__Task brief__: Reproduce every one of the lines below word for word, omitting the pictures from your answer.

__Image element box records__:
##########
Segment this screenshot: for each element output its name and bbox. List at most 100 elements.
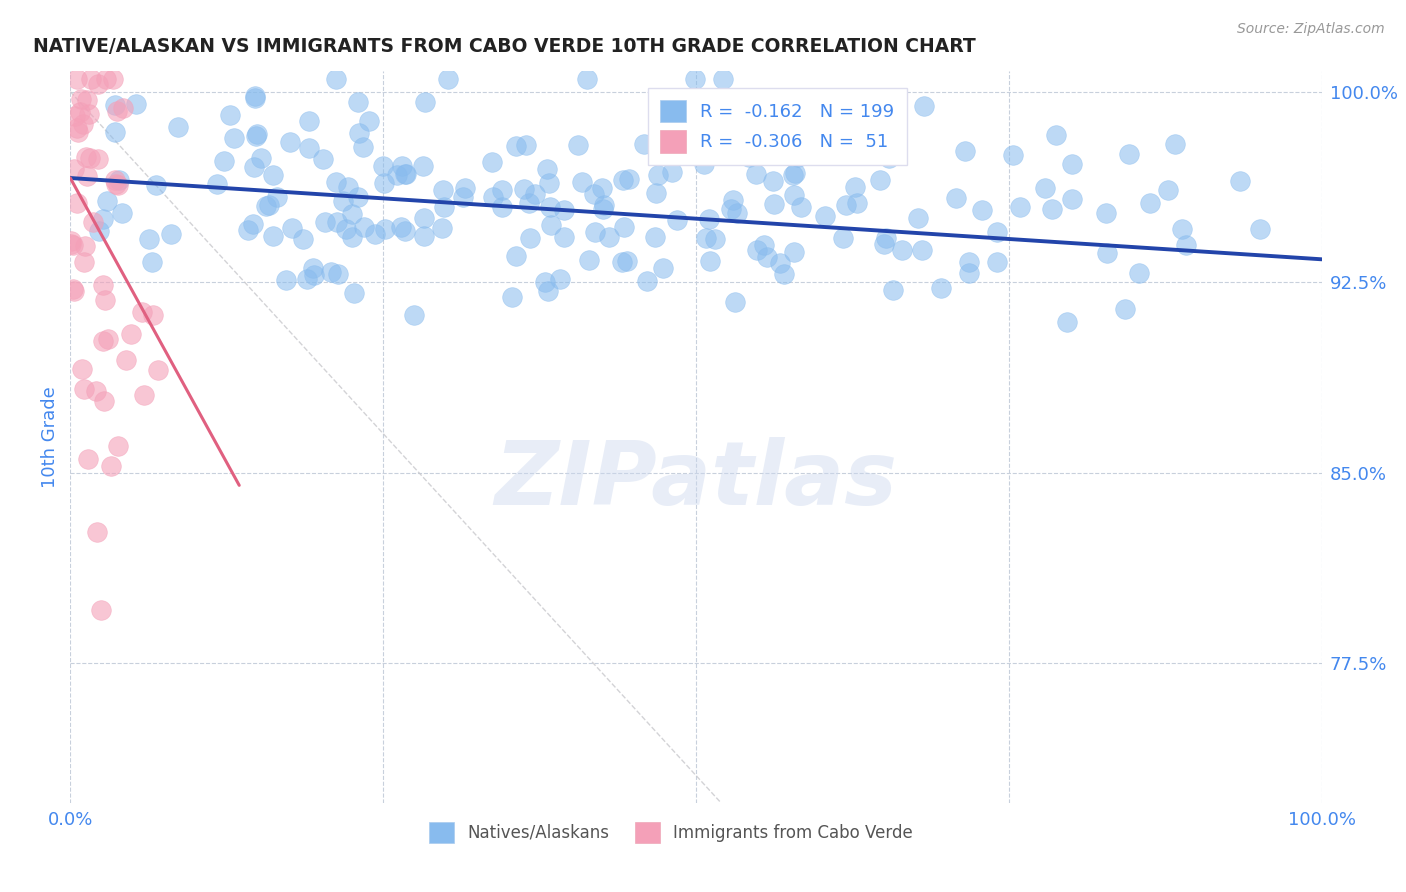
Point [737, 150, 759, 164]
Point [146, 363, 169, 377]
Point [326, 215, 349, 229]
Point [166, 120, 188, 135]
Point [501, 290, 523, 304]
Point [986, 254, 1008, 268]
Point [553, 230, 575, 244]
Point [578, 252, 600, 267]
Point [394, 224, 416, 238]
Point [321, 265, 343, 279]
Point [882, 283, 904, 297]
Point [125, 97, 148, 112]
Point [692, 156, 714, 170]
Point [212, 153, 235, 168]
Point [371, 159, 394, 173]
Point [107, 178, 129, 192]
Point [540, 218, 562, 232]
Point [1008, 200, 1031, 214]
Point [593, 198, 616, 212]
Point [683, 72, 706, 87]
Point [138, 232, 160, 246]
Point [304, 268, 326, 282]
Point [454, 181, 477, 195]
Point [250, 151, 273, 165]
Point [752, 238, 775, 252]
Point [60, 234, 83, 248]
Point [66, 195, 89, 210]
Point [1164, 137, 1187, 152]
Point [651, 260, 673, 275]
Point [80, 72, 103, 87]
Point [1171, 221, 1194, 235]
Point [957, 255, 980, 269]
Point [724, 295, 747, 310]
Point [910, 243, 932, 257]
Point [245, 128, 267, 143]
Point [806, 112, 828, 127]
Point [412, 159, 434, 173]
Point [571, 175, 593, 189]
Point [612, 173, 634, 187]
Point [94, 293, 117, 307]
Point [87, 152, 110, 166]
Point [145, 178, 167, 193]
Point [297, 113, 319, 128]
Point [59, 237, 82, 252]
Point [711, 72, 734, 87]
Point [75, 150, 97, 164]
Point [583, 186, 606, 201]
Point [769, 255, 792, 269]
Point [721, 193, 744, 207]
Point [1045, 128, 1067, 143]
Point [436, 72, 458, 87]
Point [633, 137, 655, 152]
Point [374, 222, 396, 236]
Point [1095, 206, 1118, 220]
Point [105, 177, 128, 191]
Point [373, 177, 395, 191]
Point [297, 272, 319, 286]
Point [548, 272, 571, 286]
Point [160, 227, 183, 242]
Point [645, 186, 668, 200]
Point [537, 284, 560, 298]
Point [914, 98, 936, 112]
Point [762, 196, 785, 211]
Point [104, 173, 127, 187]
Point [612, 255, 634, 269]
Point [70, 92, 93, 106]
Point [73, 382, 96, 396]
Point [105, 104, 128, 119]
Point [357, 113, 380, 128]
Point [644, 230, 666, 244]
Point [76, 169, 98, 184]
Y-axis label: 10th Grade: 10th Grade [41, 386, 59, 488]
Point [292, 232, 315, 246]
Point [666, 213, 689, 227]
Point [73, 255, 96, 269]
Point [844, 180, 866, 194]
Point [337, 180, 360, 194]
Point [66, 72, 89, 87]
Point [363, 227, 385, 242]
Point [890, 243, 912, 257]
Point [613, 219, 636, 234]
Point [790, 200, 813, 214]
Point [62, 161, 84, 176]
Point [254, 199, 277, 213]
Text: NATIVE/ALASKAN VS IMMIGRANTS FROM CABO VERDE 10TH GRADE CORRELATION CHART: NATIVE/ALASKAN VS IMMIGRANTS FROM CABO V… [32, 37, 976, 56]
Point [243, 89, 266, 103]
Point [873, 236, 896, 251]
Point [814, 209, 837, 223]
Point [783, 166, 806, 180]
Point [91, 334, 114, 348]
Point [783, 188, 806, 202]
Point [755, 251, 778, 265]
Point [82, 215, 104, 229]
Point [77, 107, 100, 121]
Point [90, 603, 112, 617]
Point [325, 175, 347, 189]
Point [695, 231, 717, 245]
Point [257, 198, 280, 212]
Point [875, 231, 897, 245]
Point [953, 145, 976, 159]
##########
__Answer to this problem__:
Segment this screenshot: for each element output its name and bbox. List at most 100 elements.
Point [737, 150, 759, 164]
Point [146, 363, 169, 377]
Point [326, 215, 349, 229]
Point [166, 120, 188, 135]
Point [501, 290, 523, 304]
Point [986, 254, 1008, 268]
Point [553, 230, 575, 244]
Point [578, 252, 600, 267]
Point [394, 224, 416, 238]
Point [321, 265, 343, 279]
Point [882, 283, 904, 297]
Point [125, 97, 148, 112]
Point [692, 156, 714, 170]
Point [212, 153, 235, 168]
Point [371, 159, 394, 173]
Point [107, 178, 129, 192]
Point [540, 218, 562, 232]
Point [1008, 200, 1031, 214]
Point [593, 198, 616, 212]
Point [683, 72, 706, 87]
Point [138, 232, 160, 246]
Point [304, 268, 326, 282]
Point [454, 181, 477, 195]
Point [250, 151, 273, 165]
Point [752, 238, 775, 252]
Point [60, 234, 83, 248]
Point [66, 195, 89, 210]
Point [1164, 137, 1187, 152]
Point [651, 260, 673, 275]
Point [80, 72, 103, 87]
Point [1171, 221, 1194, 235]
Point [957, 255, 980, 269]
Point [724, 295, 747, 310]
Point [910, 243, 932, 257]
Point [245, 128, 267, 143]
Point [806, 112, 828, 127]
Point [412, 159, 434, 173]
Point [571, 175, 593, 189]
Point [612, 173, 634, 187]
Point [94, 293, 117, 307]
Point [87, 152, 110, 166]
Point [145, 178, 167, 193]
Point [297, 113, 319, 128]
Point [59, 237, 82, 252]
Point [711, 72, 734, 87]
Point [75, 150, 97, 164]
Point [583, 186, 606, 201]
Point [769, 255, 792, 269]
Point [721, 193, 744, 207]
Point [1045, 128, 1067, 143]
Point [436, 72, 458, 87]
Point [633, 137, 655, 152]
Point [374, 222, 396, 236]
Point [1095, 206, 1118, 220]
Point [105, 177, 128, 191]
Point [373, 177, 395, 191]
Point [297, 272, 319, 286]
Point [548, 272, 571, 286]
Point [160, 227, 183, 242]
Point [645, 186, 668, 200]
Point [537, 284, 560, 298]
Point [914, 98, 936, 112]
Point [762, 196, 785, 211]
Point [104, 173, 127, 187]
Point [612, 255, 634, 269]
Point [70, 92, 93, 106]
Point [73, 382, 96, 396]
Point [105, 104, 128, 119]
Point [357, 113, 380, 128]
Point [644, 230, 666, 244]
Point [76, 169, 98, 184]
Y-axis label: 10th Grade: 10th Grade [41, 386, 59, 488]
Point [292, 232, 315, 246]
Point [666, 213, 689, 227]
Point [73, 255, 96, 269]
Point [844, 180, 866, 194]
Point [337, 180, 360, 194]
Point [66, 72, 89, 87]
Point [363, 227, 385, 242]
Point [890, 243, 912, 257]
Point [613, 219, 636, 234]
Point [790, 200, 813, 214]
Point [62, 161, 84, 176]
Point [254, 199, 277, 213]
Text: NATIVE/ALASKAN VS IMMIGRANTS FROM CABO VERDE 10TH GRADE CORRELATION CHART: NATIVE/ALASKAN VS IMMIGRANTS FROM CABO V… [32, 37, 976, 56]
Point [243, 89, 266, 103]
Point [873, 236, 896, 251]
Point [814, 209, 837, 223]
Point [783, 166, 806, 180]
Point [91, 334, 114, 348]
Point [783, 188, 806, 202]
Point [755, 251, 778, 265]
Point [82, 215, 104, 229]
Point [77, 107, 100, 121]
Point [90, 603, 112, 617]
Point [325, 175, 347, 189]
Point [695, 231, 717, 245]
Point [257, 198, 280, 212]
Point [875, 231, 897, 245]
Point [953, 145, 976, 159]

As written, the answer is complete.